**Listed entries:**

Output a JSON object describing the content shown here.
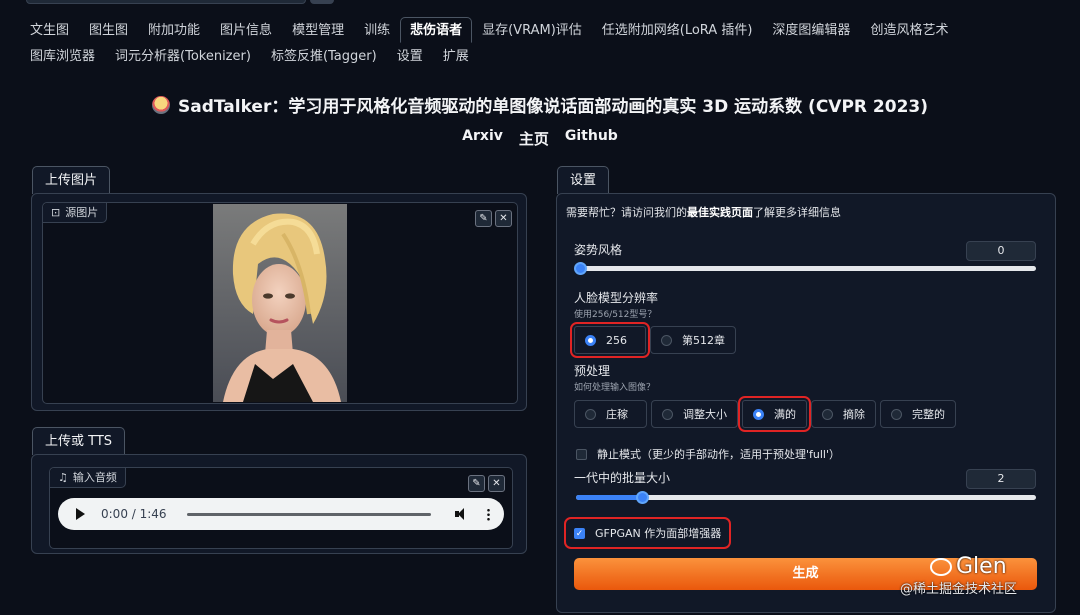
{
  "tabs_row1": [
    "文生图",
    "图生图",
    "附加功能",
    "图片信息",
    "模型管理",
    "训练",
    "悲伤语者",
    "显存(VRAM)评估",
    "任选附加网络(LoRA 插件)",
    "深度图编辑器",
    "创造风格艺术"
  ],
  "tabs_row2": [
    "图库浏览器",
    "词元分析器(Tokenizer)",
    "标签反推(Tagger)",
    "设置",
    "扩展"
  ],
  "active_tab": "悲伤语者",
  "header": {
    "title": "SadTalker：学习用于风格化音频驱动的单图像说话面部动画的真实 3D 运动系数 (CVPR 2023)",
    "links": [
      "Arxiv",
      "主页",
      "Github"
    ]
  },
  "left": {
    "upload_tab": "上传图片",
    "source_label": "源图片",
    "tts_tab": "上传或 TTS",
    "audio_label": "输入音频",
    "audio_time": "0:00 / 1:46",
    "audio_progress": 0
  },
  "settings": {
    "tab": "设置",
    "help_prefix": "需要帮忙？请访问我们的",
    "help_link": "最佳实践页面",
    "help_suffix": "了解更多详细信息",
    "pose_label": "姿势风格",
    "pose_value": "0",
    "pose_fraction": 0,
    "resolution_label": "人脸模型分辨率",
    "resolution_sub": "使用256/512型号？",
    "resolution_options": [
      "256",
      "第512章"
    ],
    "resolution_selected": "256",
    "preprocess_label": "预处理",
    "preprocess_sub": "如何处理输入图像？",
    "preprocess_options": [
      "庄稼",
      "调整大小",
      "满的",
      "摘除",
      "完整的"
    ],
    "preprocess_selected": "满的",
    "still_label": "静止模式（更少的手部动作，适用于预处理'full'）",
    "still_checked": false,
    "batch_label": "一代中的批量大小",
    "batch_value": "2",
    "batch_fraction": 0.143,
    "gfpgan_label": "GFPGAN 作为面部增强器",
    "gfpgan_checked": true,
    "generate_label": "生成"
  },
  "watermark": {
    "logo_text": "Glen",
    "site_text": "@稀土掘金技术社区"
  },
  "colors": {
    "background": "#0b0f19",
    "accent": "#3b82f6",
    "generate": "#f97316",
    "highlight": "#e02424"
  }
}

**Problem to work on:** Reproduce all entries without any change, and omit the pictures.

**Solved exercise:**
Output a JSON object describing the content shown here.
{
  "tabs_row1": [
    "文生图",
    "图生图",
    "附加功能",
    "图片信息",
    "模型管理",
    "训练",
    "悲伤语者",
    "显存(VRAM)评估",
    "任选附加网络(LoRA 插件)",
    "深度图编辑器",
    "创造风格艺术"
  ],
  "tabs_row2": [
    "图库浏览器",
    "词元分析器(Tokenizer)",
    "标签反推(Tagger)",
    "设置",
    "扩展"
  ],
  "active_tab": "悲伤语者",
  "header": {
    "title": "SadTalker：学习用于风格化音频驱动的单图像说话面部动画的真实 3D 运动系数 (CVPR 2023)",
    "links": [
      "Arxiv",
      "主页",
      "Github"
    ]
  },
  "left": {
    "upload_tab": "上传图片",
    "source_label": "源图片",
    "tts_tab": "上传或 TTS",
    "audio_label": "输入音频",
    "audio_time": "0:00 / 1:46",
    "audio_progress": 0
  },
  "settings": {
    "tab": "设置",
    "help_prefix": "需要帮忙？请访问我们的",
    "help_link": "最佳实践页面",
    "help_suffix": "了解更多详细信息",
    "pose_label": "姿势风格",
    "pose_value": "0",
    "pose_fraction": 0,
    "resolution_label": "人脸模型分辨率",
    "resolution_sub": "使用256/512型号？",
    "resolution_options": [
      "256",
      "第512章"
    ],
    "resolution_selected": "256",
    "preprocess_label": "预处理",
    "preprocess_sub": "如何处理输入图像？",
    "preprocess_options": [
      "庄稼",
      "调整大小",
      "满的",
      "摘除",
      "完整的"
    ],
    "preprocess_selected": "满的",
    "still_label": "静止模式（更少的手部动作，适用于预处理'full'）",
    "still_checked": false,
    "batch_label": "一代中的批量大小",
    "batch_value": "2",
    "batch_fraction": 0.143,
    "gfpgan_label": "GFPGAN 作为面部增强器",
    "gfpgan_checked": true,
    "generate_label": "生成"
  },
  "watermark": {
    "logo_text": "Glen",
    "site_text": "@稀土掘金技术社区"
  },
  "colors": {
    "background": "#0b0f19",
    "accent": "#3b82f6",
    "generate": "#f97316",
    "highlight": "#e02424"
  }
}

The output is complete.